### The request
Wherever the word "name" appears in the entries, copy the whole line.

### Information given
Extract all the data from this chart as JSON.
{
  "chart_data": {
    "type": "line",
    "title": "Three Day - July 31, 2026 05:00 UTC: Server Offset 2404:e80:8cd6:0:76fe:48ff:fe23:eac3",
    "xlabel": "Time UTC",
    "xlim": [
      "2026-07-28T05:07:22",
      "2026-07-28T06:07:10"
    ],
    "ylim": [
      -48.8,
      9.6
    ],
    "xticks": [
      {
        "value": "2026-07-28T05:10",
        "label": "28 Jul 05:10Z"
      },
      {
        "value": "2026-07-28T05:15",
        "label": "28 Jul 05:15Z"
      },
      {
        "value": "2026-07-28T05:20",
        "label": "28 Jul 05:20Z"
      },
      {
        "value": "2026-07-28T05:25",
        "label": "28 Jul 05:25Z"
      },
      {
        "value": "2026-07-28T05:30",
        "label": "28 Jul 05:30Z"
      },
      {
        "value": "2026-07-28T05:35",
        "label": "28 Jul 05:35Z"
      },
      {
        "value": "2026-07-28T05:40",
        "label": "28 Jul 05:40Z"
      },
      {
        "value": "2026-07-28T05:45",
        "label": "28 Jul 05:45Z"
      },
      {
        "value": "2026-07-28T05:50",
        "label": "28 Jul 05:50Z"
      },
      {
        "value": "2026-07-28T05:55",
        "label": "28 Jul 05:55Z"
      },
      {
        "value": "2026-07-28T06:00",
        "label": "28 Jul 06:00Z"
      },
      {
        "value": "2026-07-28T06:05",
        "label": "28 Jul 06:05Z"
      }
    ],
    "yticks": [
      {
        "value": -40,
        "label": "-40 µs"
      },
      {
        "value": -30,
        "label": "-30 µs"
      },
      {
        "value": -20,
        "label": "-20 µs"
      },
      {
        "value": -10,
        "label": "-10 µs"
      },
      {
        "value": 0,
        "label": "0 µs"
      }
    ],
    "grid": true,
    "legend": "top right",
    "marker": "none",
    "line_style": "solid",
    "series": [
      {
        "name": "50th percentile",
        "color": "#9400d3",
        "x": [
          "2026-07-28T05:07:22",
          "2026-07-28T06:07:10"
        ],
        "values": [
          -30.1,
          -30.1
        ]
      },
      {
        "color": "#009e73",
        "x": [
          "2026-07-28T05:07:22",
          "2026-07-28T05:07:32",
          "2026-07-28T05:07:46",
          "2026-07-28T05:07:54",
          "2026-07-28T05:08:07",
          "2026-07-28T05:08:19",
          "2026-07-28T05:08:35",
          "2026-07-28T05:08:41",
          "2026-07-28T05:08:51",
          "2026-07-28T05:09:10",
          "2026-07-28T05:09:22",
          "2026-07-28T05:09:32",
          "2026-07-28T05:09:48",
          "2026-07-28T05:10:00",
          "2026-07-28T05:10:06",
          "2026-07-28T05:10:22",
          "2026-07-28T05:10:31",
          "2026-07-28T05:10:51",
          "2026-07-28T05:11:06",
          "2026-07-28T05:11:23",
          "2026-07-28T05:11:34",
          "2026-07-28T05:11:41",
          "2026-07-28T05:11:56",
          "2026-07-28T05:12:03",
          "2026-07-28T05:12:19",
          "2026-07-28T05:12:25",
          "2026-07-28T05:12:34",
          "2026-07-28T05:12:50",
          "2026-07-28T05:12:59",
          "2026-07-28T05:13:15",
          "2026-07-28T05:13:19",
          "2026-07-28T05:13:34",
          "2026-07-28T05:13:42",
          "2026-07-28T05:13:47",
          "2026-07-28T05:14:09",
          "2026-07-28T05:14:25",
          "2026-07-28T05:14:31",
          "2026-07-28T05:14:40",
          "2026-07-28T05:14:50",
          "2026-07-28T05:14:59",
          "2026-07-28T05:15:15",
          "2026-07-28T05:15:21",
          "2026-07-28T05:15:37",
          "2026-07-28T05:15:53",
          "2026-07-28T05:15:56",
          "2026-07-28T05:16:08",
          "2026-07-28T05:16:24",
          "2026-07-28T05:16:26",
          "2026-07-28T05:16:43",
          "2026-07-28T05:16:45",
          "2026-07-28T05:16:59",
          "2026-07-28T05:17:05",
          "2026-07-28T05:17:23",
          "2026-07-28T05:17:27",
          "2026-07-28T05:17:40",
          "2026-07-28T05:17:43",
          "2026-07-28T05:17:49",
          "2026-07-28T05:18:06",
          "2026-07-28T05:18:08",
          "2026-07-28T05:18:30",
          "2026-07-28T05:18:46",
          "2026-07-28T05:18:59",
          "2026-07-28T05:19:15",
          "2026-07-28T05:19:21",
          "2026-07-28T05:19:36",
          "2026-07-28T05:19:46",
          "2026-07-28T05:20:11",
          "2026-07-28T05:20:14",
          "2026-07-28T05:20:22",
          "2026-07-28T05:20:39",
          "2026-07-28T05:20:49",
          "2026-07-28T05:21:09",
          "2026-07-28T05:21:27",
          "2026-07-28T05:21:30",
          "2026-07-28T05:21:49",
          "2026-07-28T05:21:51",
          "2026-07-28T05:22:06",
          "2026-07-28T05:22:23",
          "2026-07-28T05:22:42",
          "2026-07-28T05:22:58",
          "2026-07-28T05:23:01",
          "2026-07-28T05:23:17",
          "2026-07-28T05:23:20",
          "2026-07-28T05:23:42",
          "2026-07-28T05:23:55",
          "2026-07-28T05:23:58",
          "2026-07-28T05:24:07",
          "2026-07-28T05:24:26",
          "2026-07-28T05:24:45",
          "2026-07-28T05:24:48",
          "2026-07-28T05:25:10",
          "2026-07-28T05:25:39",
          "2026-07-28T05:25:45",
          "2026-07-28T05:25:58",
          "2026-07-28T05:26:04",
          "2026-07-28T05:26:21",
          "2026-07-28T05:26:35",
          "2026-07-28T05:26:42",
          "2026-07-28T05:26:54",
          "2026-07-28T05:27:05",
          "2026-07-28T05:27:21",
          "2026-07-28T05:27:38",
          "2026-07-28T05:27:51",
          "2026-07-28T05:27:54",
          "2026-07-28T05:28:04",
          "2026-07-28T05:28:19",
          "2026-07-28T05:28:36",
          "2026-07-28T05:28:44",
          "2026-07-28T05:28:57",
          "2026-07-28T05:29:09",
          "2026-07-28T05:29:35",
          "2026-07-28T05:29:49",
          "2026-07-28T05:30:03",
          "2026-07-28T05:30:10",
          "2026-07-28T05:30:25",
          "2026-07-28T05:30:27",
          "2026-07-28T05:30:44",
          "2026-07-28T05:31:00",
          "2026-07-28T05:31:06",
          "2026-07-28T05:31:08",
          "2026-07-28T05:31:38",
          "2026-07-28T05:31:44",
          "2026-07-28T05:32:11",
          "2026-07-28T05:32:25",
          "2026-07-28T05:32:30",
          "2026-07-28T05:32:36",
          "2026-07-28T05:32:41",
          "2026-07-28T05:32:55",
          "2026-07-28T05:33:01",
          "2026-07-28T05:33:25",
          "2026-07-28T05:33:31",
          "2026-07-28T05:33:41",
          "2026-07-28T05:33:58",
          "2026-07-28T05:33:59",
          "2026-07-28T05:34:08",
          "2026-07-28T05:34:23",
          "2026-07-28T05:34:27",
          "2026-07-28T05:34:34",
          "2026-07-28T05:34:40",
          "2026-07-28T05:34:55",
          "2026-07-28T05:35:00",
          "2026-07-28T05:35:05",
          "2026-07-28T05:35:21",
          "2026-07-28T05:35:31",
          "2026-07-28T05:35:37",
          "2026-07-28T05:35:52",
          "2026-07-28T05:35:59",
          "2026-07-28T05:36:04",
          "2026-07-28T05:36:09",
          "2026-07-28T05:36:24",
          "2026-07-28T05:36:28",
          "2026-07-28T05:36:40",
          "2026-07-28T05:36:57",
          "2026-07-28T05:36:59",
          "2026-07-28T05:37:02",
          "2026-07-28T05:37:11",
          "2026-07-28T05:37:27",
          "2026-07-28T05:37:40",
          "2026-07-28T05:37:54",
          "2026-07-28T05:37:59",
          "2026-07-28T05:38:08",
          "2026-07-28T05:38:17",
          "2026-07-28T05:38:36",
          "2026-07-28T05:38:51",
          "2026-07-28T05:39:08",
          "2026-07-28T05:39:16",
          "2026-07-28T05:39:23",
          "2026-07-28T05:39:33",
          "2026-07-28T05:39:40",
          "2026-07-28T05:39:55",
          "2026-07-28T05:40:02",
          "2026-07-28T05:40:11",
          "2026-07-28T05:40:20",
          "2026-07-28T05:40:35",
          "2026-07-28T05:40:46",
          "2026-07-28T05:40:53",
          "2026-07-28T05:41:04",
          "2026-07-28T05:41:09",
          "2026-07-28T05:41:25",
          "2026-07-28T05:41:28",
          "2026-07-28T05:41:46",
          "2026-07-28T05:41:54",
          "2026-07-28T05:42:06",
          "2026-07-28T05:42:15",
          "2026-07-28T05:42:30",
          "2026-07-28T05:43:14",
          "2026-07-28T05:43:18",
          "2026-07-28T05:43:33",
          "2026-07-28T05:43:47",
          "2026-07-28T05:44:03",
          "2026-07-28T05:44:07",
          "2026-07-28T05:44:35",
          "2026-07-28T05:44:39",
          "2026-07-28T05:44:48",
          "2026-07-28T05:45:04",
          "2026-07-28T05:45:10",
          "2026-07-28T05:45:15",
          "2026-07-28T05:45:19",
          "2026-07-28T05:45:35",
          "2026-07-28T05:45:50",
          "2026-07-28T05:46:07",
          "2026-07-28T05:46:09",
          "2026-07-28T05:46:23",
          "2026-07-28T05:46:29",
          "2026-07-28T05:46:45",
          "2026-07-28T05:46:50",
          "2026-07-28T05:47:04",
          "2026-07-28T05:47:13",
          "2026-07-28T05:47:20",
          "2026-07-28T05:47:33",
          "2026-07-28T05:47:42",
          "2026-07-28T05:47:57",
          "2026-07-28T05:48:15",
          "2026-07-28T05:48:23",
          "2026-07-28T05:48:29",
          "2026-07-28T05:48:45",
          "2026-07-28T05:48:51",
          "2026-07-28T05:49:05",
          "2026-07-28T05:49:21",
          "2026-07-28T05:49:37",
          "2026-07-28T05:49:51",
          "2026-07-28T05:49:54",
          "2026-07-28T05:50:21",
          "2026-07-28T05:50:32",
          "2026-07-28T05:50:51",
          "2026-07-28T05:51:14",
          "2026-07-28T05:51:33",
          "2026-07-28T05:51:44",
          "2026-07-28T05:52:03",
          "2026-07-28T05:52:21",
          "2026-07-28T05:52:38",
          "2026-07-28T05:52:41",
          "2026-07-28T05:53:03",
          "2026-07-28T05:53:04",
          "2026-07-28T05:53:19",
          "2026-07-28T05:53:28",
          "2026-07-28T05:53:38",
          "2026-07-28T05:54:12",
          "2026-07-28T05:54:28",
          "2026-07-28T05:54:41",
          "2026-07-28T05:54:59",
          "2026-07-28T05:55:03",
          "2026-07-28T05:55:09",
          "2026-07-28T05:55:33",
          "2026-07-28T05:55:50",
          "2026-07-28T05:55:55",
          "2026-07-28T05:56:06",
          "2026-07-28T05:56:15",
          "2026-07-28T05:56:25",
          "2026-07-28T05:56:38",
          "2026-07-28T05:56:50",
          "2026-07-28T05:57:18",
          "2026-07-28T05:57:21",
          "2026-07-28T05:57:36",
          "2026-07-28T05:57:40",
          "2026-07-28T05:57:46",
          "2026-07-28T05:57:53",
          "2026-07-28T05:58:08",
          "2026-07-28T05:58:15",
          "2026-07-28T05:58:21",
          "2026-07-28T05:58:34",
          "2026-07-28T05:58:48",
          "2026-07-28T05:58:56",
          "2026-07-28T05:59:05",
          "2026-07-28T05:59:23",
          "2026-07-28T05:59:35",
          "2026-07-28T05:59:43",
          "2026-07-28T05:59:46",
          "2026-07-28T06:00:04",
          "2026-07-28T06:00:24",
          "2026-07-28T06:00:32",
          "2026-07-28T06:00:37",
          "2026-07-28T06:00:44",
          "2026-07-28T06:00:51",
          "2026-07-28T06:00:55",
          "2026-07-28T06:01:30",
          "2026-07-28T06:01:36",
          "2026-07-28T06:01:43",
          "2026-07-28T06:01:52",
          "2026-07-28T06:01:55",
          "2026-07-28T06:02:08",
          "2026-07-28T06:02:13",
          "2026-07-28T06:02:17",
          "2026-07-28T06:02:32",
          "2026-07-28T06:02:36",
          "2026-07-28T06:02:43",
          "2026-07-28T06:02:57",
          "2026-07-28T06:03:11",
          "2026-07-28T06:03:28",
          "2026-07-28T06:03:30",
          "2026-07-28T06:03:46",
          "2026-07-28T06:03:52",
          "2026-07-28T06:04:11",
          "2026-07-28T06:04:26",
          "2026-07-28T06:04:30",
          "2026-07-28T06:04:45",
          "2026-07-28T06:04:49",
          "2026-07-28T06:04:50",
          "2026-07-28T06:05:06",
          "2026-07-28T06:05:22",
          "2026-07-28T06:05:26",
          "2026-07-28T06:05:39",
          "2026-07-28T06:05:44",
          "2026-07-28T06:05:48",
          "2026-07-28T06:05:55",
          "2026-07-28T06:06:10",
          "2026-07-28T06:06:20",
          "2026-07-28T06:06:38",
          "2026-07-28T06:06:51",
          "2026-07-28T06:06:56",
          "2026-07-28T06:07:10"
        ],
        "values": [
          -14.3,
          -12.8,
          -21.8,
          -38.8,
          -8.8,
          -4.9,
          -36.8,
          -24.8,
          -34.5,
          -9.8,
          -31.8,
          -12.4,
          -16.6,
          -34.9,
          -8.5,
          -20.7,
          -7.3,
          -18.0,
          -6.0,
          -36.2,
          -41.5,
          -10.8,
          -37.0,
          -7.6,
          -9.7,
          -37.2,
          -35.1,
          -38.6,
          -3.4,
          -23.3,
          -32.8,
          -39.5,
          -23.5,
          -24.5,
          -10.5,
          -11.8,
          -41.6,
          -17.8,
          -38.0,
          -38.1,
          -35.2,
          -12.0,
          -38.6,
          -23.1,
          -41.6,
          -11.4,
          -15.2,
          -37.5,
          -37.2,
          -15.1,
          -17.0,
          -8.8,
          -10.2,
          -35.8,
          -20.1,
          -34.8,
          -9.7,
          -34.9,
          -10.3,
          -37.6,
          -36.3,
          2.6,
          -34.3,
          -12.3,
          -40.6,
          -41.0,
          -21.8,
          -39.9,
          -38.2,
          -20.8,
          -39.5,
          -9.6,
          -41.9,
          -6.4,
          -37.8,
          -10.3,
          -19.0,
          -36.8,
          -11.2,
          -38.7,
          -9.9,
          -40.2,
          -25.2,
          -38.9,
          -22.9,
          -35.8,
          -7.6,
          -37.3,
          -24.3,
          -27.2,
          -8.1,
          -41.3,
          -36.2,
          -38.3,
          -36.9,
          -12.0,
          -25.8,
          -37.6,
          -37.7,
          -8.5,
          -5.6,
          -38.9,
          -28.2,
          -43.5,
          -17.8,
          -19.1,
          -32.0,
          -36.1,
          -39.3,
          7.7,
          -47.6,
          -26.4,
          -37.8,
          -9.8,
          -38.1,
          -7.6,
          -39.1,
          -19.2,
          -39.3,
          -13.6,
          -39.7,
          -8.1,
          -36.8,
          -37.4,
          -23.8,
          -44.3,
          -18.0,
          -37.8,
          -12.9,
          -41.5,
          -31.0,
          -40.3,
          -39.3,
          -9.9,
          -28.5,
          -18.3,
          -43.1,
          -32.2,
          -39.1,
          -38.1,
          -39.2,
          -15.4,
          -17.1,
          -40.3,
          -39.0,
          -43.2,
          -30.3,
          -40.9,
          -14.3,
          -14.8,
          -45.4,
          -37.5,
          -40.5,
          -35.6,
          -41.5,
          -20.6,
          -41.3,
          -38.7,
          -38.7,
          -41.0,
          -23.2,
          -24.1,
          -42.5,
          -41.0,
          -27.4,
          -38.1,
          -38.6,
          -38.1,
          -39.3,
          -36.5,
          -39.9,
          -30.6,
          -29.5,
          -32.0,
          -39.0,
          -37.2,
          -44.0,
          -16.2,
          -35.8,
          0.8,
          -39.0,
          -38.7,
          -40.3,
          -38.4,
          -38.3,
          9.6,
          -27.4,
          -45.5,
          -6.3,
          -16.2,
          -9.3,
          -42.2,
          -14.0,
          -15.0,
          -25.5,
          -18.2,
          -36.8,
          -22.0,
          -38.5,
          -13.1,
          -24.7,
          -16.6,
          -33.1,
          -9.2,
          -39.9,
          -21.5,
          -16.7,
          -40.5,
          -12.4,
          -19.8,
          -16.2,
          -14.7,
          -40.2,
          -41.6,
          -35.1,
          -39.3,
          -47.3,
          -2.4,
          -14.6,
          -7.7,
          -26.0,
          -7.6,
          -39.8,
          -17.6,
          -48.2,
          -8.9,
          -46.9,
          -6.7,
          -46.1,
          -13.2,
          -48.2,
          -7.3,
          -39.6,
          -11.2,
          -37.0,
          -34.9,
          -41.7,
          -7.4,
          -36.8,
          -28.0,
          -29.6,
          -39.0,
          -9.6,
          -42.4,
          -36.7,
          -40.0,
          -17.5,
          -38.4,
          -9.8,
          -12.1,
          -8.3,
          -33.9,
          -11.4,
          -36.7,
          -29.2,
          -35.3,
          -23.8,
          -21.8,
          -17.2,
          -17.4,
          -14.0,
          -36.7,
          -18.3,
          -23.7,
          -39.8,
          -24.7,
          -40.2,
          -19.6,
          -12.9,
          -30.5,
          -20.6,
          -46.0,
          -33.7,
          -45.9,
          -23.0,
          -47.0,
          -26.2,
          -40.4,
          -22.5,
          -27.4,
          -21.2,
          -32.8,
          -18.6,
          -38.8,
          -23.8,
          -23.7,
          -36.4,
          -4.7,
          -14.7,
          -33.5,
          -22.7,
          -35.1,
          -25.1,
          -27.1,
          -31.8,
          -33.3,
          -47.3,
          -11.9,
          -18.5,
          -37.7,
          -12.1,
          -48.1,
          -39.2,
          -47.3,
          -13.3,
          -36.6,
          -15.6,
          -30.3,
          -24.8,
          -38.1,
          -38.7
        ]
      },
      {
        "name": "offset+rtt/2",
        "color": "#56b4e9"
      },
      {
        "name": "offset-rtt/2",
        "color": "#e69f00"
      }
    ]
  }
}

### Exercise solution
        "name": "50th percentile",
        "name": "offset+rtt/2",
        "name": "offset-rtt/2",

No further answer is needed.